**Your instructions:**
Reproduce every entry below precisely; do not include the pictures.

---*---

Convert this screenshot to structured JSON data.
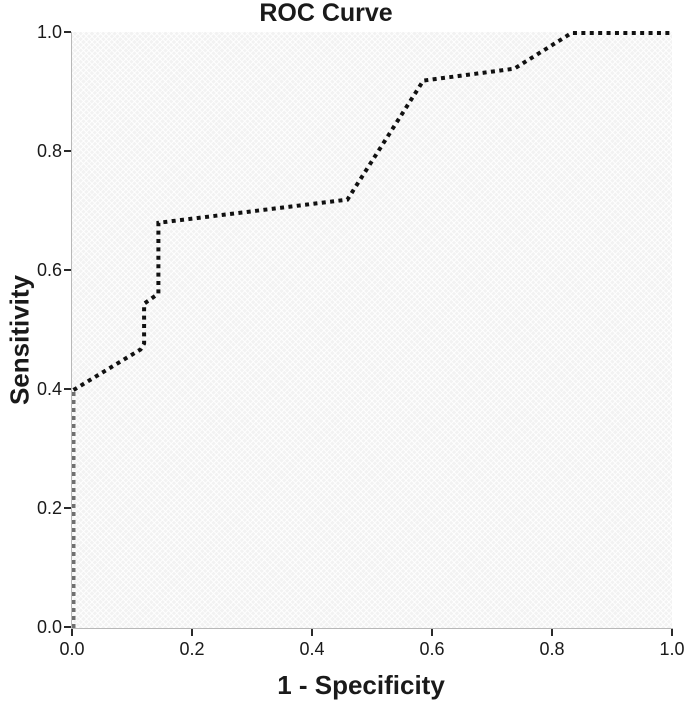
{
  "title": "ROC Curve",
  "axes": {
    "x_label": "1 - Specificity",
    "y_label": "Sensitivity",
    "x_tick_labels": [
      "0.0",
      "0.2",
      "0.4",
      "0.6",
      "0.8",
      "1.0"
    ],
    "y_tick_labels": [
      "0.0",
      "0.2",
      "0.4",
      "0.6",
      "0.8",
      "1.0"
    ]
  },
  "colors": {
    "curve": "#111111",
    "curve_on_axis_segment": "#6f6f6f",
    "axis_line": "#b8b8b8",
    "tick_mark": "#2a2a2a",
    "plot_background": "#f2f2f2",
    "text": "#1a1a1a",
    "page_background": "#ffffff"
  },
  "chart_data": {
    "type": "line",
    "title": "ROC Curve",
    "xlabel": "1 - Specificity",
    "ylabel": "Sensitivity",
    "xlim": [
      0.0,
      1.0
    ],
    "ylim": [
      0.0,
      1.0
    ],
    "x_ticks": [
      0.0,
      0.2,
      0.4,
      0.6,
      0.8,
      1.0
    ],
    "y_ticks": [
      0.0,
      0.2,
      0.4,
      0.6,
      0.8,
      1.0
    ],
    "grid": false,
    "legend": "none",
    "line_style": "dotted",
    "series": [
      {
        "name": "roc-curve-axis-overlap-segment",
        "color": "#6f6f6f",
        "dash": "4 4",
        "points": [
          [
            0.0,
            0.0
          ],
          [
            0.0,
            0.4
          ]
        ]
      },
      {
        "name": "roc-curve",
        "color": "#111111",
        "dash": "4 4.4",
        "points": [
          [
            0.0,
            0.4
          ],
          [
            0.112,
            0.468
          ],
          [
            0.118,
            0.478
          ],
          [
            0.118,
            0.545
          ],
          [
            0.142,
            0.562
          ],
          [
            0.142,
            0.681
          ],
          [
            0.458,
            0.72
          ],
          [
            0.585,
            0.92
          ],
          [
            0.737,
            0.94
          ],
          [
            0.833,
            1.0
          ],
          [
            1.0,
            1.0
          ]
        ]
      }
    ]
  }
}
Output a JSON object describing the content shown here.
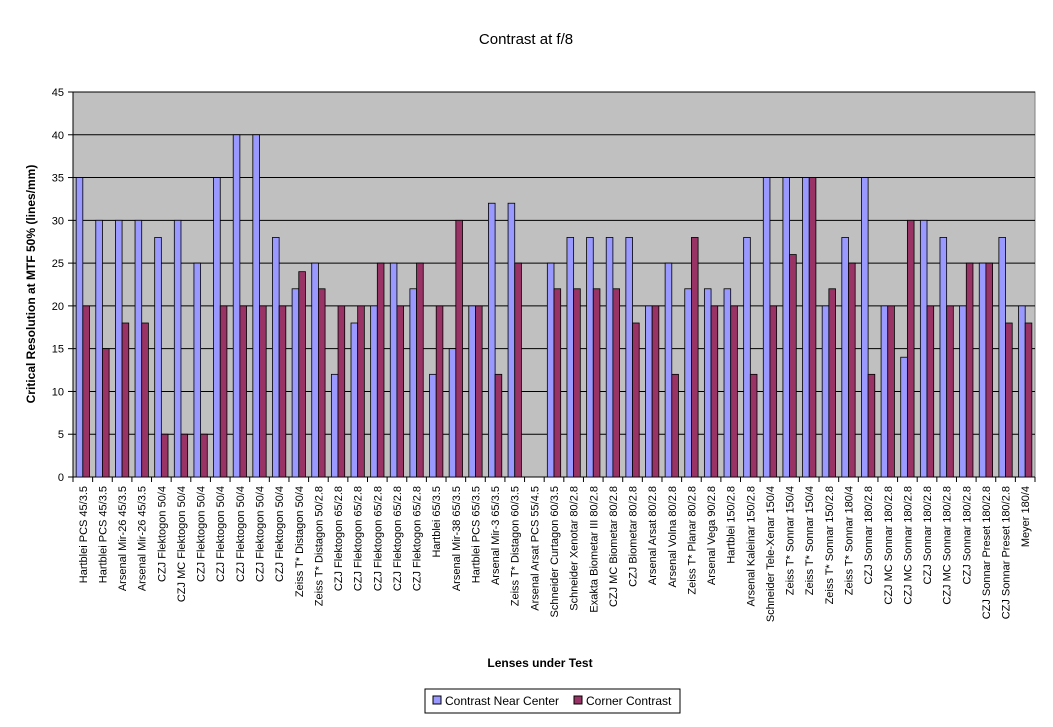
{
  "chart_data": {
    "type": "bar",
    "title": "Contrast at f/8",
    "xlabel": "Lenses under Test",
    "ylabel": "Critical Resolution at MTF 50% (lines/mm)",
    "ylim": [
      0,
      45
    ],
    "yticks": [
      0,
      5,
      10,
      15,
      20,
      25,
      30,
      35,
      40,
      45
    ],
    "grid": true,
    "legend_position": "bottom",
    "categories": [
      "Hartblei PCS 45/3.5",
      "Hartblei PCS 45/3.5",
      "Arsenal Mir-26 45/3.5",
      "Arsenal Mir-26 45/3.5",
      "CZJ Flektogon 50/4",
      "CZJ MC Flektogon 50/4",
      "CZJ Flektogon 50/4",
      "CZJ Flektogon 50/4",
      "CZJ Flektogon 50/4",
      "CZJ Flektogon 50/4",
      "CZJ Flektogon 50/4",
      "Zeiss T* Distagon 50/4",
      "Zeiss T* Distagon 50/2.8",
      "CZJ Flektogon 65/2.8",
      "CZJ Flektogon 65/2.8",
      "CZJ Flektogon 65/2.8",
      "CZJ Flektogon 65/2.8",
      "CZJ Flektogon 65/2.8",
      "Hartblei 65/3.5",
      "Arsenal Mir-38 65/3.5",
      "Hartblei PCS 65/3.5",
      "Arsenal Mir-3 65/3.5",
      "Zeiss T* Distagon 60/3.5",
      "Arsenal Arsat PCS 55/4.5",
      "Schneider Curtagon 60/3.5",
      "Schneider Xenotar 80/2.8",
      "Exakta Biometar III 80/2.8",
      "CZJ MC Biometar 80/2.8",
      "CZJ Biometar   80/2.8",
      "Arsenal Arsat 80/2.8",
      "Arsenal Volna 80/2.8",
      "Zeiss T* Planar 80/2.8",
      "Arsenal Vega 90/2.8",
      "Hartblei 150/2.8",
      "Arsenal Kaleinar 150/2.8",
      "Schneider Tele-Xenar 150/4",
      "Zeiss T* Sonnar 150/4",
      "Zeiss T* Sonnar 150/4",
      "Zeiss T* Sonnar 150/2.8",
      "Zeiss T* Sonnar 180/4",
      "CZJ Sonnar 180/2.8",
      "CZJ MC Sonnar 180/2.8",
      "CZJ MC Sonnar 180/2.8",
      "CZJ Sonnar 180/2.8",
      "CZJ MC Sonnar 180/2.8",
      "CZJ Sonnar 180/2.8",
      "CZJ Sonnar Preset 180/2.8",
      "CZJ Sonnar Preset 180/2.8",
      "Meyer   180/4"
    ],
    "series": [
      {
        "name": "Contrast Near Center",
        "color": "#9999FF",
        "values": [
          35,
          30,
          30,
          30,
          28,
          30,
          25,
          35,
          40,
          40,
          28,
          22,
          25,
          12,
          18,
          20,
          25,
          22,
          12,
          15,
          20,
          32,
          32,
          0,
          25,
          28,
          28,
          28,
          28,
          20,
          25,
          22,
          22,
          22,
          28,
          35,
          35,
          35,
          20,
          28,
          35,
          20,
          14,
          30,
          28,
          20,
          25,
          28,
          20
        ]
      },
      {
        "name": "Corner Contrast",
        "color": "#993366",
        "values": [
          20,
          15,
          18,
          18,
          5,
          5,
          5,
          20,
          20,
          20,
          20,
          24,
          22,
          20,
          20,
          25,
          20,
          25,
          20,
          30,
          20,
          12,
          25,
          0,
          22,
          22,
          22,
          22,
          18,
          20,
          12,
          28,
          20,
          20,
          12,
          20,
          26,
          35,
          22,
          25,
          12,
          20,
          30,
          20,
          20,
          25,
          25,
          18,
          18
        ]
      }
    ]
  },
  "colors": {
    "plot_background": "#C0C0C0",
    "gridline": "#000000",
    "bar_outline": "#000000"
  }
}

---*---

**Answer for this exercise:**
Convert this screenshot to structured JSON data.
{
  "title": "ROC Curve",
  "axes": {
    "x_label": "1 - Specificity",
    "y_label": "Sensitivity",
    "x_tick_labels": [
      "0.0",
      "0.2",
      "0.4",
      "0.6",
      "0.8",
      "1.0"
    ],
    "y_tick_labels": [
      "0.0",
      "0.2",
      "0.4",
      "0.6",
      "0.8",
      "1.0"
    ]
  },
  "colors": {
    "curve": "#111111",
    "curve_on_axis_segment": "#6f6f6f",
    "axis_line": "#b8b8b8",
    "tick_mark": "#2a2a2a",
    "plot_background": "#f2f2f2",
    "text": "#1a1a1a",
    "page_background": "#ffffff"
  },
  "chart_data": {
    "type": "line",
    "title": "ROC Curve",
    "xlabel": "1 - Specificity",
    "ylabel": "Sensitivity",
    "xlim": [
      0.0,
      1.0
    ],
    "ylim": [
      0.0,
      1.0
    ],
    "x_ticks": [
      0.0,
      0.2,
      0.4,
      0.6,
      0.8,
      1.0
    ],
    "y_ticks": [
      0.0,
      0.2,
      0.4,
      0.6,
      0.8,
      1.0
    ],
    "grid": false,
    "legend": "none",
    "line_style": "dotted",
    "series": [
      {
        "name": "roc-curve-axis-overlap-segment",
        "color": "#6f6f6f",
        "dash": "4 4",
        "points": [
          [
            0.0,
            0.0
          ],
          [
            0.0,
            0.4
          ]
        ]
      },
      {
        "name": "roc-curve",
        "color": "#111111",
        "dash": "4 4.4",
        "points": [
          [
            0.0,
            0.4
          ],
          [
            0.112,
            0.468
          ],
          [
            0.118,
            0.478
          ],
          [
            0.118,
            0.545
          ],
          [
            0.142,
            0.562
          ],
          [
            0.142,
            0.681
          ],
          [
            0.458,
            0.72
          ],
          [
            0.585,
            0.92
          ],
          [
            0.737,
            0.94
          ],
          [
            0.833,
            1.0
          ],
          [
            1.0,
            1.0
          ]
        ]
      }
    ]
  }
}
Output a JSON object describing the content shown here.
{
  "chart_data": {
    "type": "bar",
    "title": "Contrast at f/8",
    "xlabel": "Lenses under Test",
    "ylabel": "Critical Resolution at MTF 50% (lines/mm)",
    "ylim": [
      0,
      45
    ],
    "yticks": [
      0,
      5,
      10,
      15,
      20,
      25,
      30,
      35,
      40,
      45
    ],
    "grid": true,
    "legend_position": "bottom",
    "categories": [
      "Hartblei PCS 45/3.5",
      "Hartblei PCS 45/3.5",
      "Arsenal Mir-26 45/3.5",
      "Arsenal Mir-26 45/3.5",
      "CZJ Flektogon 50/4",
      "CZJ MC Flektogon 50/4",
      "CZJ Flektogon 50/4",
      "CZJ Flektogon 50/4",
      "CZJ Flektogon 50/4",
      "CZJ Flektogon 50/4",
      "CZJ Flektogon 50/4",
      "Zeiss T* Distagon 50/4",
      "Zeiss T* Distagon 50/2.8",
      "CZJ Flektogon 65/2.8",
      "CZJ Flektogon 65/2.8",
      "CZJ Flektogon 65/2.8",
      "CZJ Flektogon 65/2.8",
      "CZJ Flektogon 65/2.8",
      "Hartblei 65/3.5",
      "Arsenal Mir-38 65/3.5",
      "Hartblei PCS 65/3.5",
      "Arsenal Mir-3 65/3.5",
      "Zeiss T* Distagon 60/3.5",
      "Arsenal Arsat PCS 55/4.5",
      "Schneider Curtagon 60/3.5",
      "Schneider Xenotar 80/2.8",
      "Exakta Biometar III 80/2.8",
      "CZJ MC Biometar 80/2.8",
      "CZJ Biometar   80/2.8",
      "Arsenal Arsat 80/2.8",
      "Arsenal Volna 80/2.8",
      "Zeiss T* Planar 80/2.8",
      "Arsenal Vega 90/2.8",
      "Hartblei 150/2.8",
      "Arsenal Kaleinar 150/2.8",
      "Schneider Tele-Xenar 150/4",
      "Zeiss T* Sonnar 150/4",
      "Zeiss T* Sonnar 150/4",
      "Zeiss T* Sonnar 150/2.8",
      "Zeiss T* Sonnar 180/4",
      "CZJ Sonnar 180/2.8",
      "CZJ MC Sonnar 180/2.8",
      "CZJ MC Sonnar 180/2.8",
      "CZJ Sonnar 180/2.8",
      "CZJ MC Sonnar 180/2.8",
      "CZJ Sonnar 180/2.8",
      "CZJ Sonnar Preset 180/2.8",
      "CZJ Sonnar Preset 180/2.8",
      "Meyer   180/4"
    ],
    "series": [
      {
        "name": "Contrast Near Center",
        "color": "#9999FF",
        "values": [
          35,
          30,
          30,
          30,
          28,
          30,
          25,
          35,
          40,
          40,
          28,
          22,
          25,
          12,
          18,
          20,
          25,
          22,
          12,
          15,
          20,
          32,
          32,
          0,
          25,
          28,
          28,
          28,
          28,
          20,
          25,
          22,
          22,
          22,
          28,
          35,
          35,
          35,
          20,
          28,
          35,
          20,
          14,
          30,
          28,
          20,
          25,
          28,
          20
        ]
      },
      {
        "name": "Corner Contrast",
        "color": "#993366",
        "values": [
          20,
          15,
          18,
          18,
          5,
          5,
          5,
          20,
          20,
          20,
          20,
          24,
          22,
          20,
          20,
          25,
          20,
          25,
          20,
          30,
          20,
          12,
          25,
          0,
          22,
          22,
          22,
          22,
          18,
          20,
          12,
          28,
          20,
          20,
          12,
          20,
          26,
          35,
          22,
          25,
          12,
          20,
          30,
          20,
          20,
          25,
          25,
          18,
          18
        ]
      }
    ]
  },
  "colors": {
    "plot_background": "#C0C0C0",
    "gridline": "#000000",
    "bar_outline": "#000000"
  }
}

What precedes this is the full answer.